::: Data for this task

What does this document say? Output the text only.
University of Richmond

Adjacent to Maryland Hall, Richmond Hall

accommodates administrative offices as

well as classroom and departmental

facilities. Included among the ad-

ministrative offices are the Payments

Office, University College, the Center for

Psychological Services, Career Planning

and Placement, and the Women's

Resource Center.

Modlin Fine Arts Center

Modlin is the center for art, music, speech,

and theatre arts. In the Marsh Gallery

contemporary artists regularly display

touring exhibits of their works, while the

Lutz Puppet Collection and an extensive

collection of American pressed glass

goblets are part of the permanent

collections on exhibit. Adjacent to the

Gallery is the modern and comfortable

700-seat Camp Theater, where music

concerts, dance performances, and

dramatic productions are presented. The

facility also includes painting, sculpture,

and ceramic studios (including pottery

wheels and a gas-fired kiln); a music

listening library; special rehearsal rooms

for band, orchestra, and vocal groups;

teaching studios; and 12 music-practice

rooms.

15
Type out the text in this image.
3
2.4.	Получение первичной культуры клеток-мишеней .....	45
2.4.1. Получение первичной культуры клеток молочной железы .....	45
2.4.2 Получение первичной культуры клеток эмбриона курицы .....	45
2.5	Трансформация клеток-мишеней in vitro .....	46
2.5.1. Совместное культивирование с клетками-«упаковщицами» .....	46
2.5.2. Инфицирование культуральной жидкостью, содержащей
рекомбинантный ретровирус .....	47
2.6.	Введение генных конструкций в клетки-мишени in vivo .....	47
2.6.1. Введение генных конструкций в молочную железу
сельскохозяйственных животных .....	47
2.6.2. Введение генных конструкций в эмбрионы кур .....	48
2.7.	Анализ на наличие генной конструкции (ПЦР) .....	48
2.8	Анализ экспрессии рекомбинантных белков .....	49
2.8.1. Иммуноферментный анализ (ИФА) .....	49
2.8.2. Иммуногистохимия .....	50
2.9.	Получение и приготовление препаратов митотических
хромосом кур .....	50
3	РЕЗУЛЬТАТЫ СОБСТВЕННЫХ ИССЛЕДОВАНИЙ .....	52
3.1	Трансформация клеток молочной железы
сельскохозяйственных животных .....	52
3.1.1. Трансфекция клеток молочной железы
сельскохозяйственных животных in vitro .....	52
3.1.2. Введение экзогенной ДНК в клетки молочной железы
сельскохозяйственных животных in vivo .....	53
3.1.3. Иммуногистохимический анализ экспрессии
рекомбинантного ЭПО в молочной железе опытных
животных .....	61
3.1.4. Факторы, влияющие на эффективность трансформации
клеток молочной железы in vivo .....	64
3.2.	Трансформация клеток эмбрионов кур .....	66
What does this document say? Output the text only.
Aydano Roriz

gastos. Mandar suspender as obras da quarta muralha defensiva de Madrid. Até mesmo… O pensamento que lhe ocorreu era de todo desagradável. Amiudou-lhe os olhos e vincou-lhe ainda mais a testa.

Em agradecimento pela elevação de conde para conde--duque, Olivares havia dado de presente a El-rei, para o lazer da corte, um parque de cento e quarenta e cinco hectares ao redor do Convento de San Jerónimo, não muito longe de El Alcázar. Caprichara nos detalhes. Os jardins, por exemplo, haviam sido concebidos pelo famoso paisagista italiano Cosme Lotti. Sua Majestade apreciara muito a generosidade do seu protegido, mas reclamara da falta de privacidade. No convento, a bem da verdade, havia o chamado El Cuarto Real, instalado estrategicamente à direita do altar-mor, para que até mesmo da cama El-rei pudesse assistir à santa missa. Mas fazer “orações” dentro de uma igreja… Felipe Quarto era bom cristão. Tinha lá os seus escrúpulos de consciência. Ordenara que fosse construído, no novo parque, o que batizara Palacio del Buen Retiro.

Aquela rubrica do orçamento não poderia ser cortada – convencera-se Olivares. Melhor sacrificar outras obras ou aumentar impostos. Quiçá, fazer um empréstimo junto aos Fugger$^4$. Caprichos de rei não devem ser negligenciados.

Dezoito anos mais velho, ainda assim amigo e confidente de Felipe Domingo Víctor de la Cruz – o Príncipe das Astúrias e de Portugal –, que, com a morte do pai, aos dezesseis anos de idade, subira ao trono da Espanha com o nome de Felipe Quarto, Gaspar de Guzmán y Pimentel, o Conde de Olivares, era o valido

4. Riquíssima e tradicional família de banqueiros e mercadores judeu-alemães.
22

::::::

Job
Collect, from the material above, every line containing the word "животных".

Exercise response
сельскохозяйственных животных .....	47
сельскохозяйственных животных .....	52
сельскохозяйственных животных in vitro .....	52
сельскохозяйственных животных in vivo .....	53
животных .....	61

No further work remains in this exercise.